▶ [What needs to be done] Copy every line of the records below exactly, leaving out the pictures.

(Records from a dataset)
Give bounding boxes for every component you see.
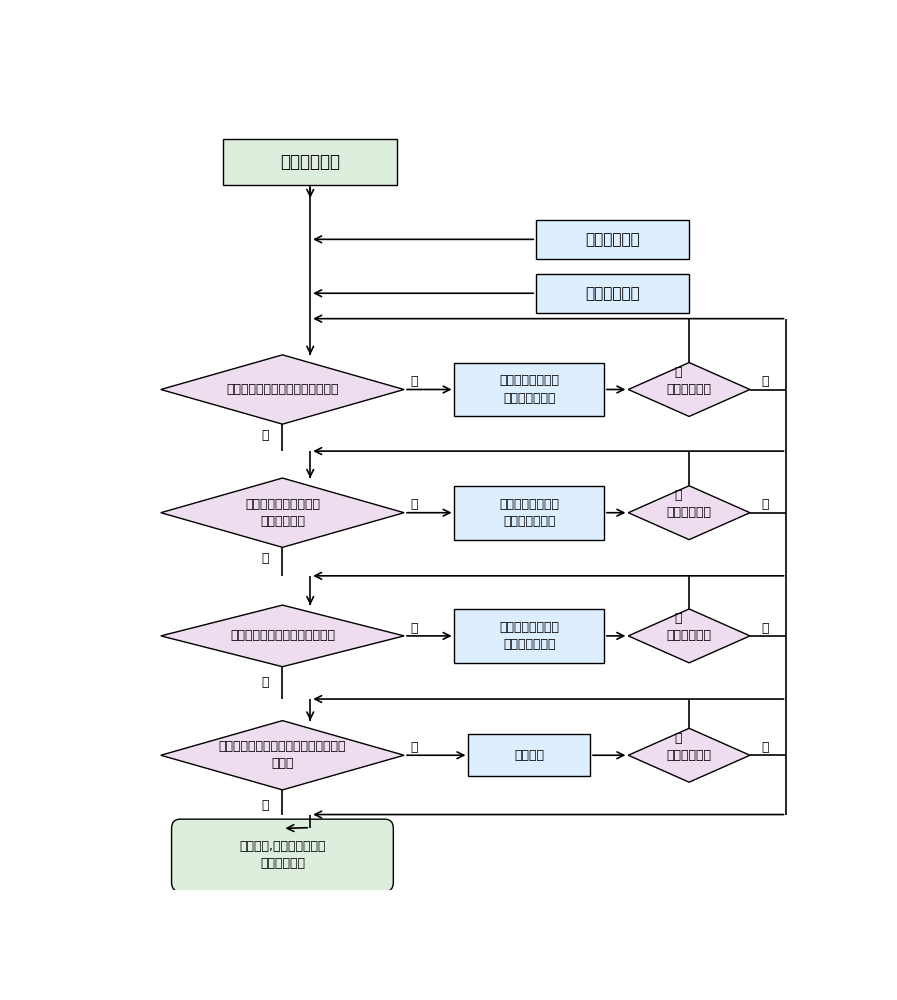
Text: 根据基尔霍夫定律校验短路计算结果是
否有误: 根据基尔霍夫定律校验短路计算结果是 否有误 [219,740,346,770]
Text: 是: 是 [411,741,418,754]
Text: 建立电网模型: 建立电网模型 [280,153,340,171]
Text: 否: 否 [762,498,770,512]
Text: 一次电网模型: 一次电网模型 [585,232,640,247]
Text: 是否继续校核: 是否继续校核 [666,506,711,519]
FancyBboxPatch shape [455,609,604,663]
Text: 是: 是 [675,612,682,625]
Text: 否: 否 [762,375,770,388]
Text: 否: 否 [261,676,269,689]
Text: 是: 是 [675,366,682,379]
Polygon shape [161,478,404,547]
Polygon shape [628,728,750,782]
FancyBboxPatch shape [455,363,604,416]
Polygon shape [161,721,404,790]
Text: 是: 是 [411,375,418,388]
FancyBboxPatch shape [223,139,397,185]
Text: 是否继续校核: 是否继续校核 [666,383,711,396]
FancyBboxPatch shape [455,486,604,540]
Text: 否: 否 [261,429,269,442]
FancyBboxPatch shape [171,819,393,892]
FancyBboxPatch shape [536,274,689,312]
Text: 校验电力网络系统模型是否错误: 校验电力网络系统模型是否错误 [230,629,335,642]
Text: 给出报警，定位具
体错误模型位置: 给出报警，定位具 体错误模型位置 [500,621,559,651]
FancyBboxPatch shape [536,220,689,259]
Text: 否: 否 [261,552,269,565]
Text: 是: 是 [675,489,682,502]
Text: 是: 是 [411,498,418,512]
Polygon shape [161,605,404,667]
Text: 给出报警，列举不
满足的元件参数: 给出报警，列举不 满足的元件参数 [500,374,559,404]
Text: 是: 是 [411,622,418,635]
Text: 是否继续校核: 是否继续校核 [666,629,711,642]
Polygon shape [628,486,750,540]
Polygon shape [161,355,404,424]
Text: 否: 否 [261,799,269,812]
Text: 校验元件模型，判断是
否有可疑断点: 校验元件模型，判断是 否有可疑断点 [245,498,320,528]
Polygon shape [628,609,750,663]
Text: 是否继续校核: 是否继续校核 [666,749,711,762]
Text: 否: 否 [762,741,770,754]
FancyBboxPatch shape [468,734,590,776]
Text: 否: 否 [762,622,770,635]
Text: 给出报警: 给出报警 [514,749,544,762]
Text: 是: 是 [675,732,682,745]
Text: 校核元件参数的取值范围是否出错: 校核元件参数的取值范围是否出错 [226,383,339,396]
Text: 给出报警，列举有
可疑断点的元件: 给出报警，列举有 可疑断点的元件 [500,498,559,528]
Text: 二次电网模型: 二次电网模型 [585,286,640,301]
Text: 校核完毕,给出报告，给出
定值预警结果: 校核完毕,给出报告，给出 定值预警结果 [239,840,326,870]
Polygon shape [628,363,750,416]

▶ [Task answer]
Give bounding boxes for every component you see.
Text: 根据基尔霍夫定律校验短路计算结果是
否有误: 根据基尔霍夫定律校验短路计算结果是 否有误 [219,740,346,770]
Text: 是: 是 [411,741,418,754]
Text: 建立电网模型: 建立电网模型 [280,153,340,171]
Text: 否: 否 [762,498,770,512]
Text: 一次电网模型: 一次电网模型 [585,232,640,247]
Text: 是否继续校核: 是否继续校核 [666,506,711,519]
FancyBboxPatch shape [455,609,604,663]
Text: 是: 是 [675,612,682,625]
Text: 否: 否 [762,375,770,388]
Text: 否: 否 [261,676,269,689]
Text: 是: 是 [675,366,682,379]
Polygon shape [161,478,404,547]
Polygon shape [628,728,750,782]
FancyBboxPatch shape [455,363,604,416]
Polygon shape [161,721,404,790]
Text: 是: 是 [411,375,418,388]
FancyBboxPatch shape [223,139,397,185]
Text: 是否继续校核: 是否继续校核 [666,383,711,396]
FancyBboxPatch shape [455,486,604,540]
Text: 否: 否 [261,429,269,442]
FancyBboxPatch shape [171,819,393,892]
FancyBboxPatch shape [536,274,689,312]
Text: 校验电力网络系统模型是否错误: 校验电力网络系统模型是否错误 [230,629,335,642]
Text: 给出报警，定位具
体错误模型位置: 给出报警，定位具 体错误模型位置 [500,621,559,651]
FancyBboxPatch shape [536,220,689,259]
Text: 否: 否 [261,552,269,565]
Text: 是: 是 [675,489,682,502]
Text: 是: 是 [411,498,418,512]
Polygon shape [161,605,404,667]
Text: 给出报警，列举不
满足的元件参数: 给出报警，列举不 满足的元件参数 [500,374,559,404]
Text: 是: 是 [411,622,418,635]
Text: 是否继续校核: 是否继续校核 [666,629,711,642]
Polygon shape [628,486,750,540]
Polygon shape [161,355,404,424]
Text: 否: 否 [261,799,269,812]
Text: 校验元件模型，判断是
否有可疑断点: 校验元件模型，判断是 否有可疑断点 [245,498,320,528]
Polygon shape [628,609,750,663]
Text: 是否继续校核: 是否继续校核 [666,749,711,762]
Text: 否: 否 [762,741,770,754]
FancyBboxPatch shape [468,734,590,776]
Text: 否: 否 [762,622,770,635]
Text: 给出报警: 给出报警 [514,749,544,762]
Text: 是: 是 [675,732,682,745]
Text: 校核元件参数的取值范围是否出错: 校核元件参数的取值范围是否出错 [226,383,339,396]
Text: 给出报警，列举有
可疑断点的元件: 给出报警，列举有 可疑断点的元件 [500,498,559,528]
Text: 二次电网模型: 二次电网模型 [585,286,640,301]
Text: 校核完毕,给出报告，给出
定值预警结果: 校核完毕,给出报告，给出 定值预警结果 [239,840,326,870]
Polygon shape [628,363,750,416]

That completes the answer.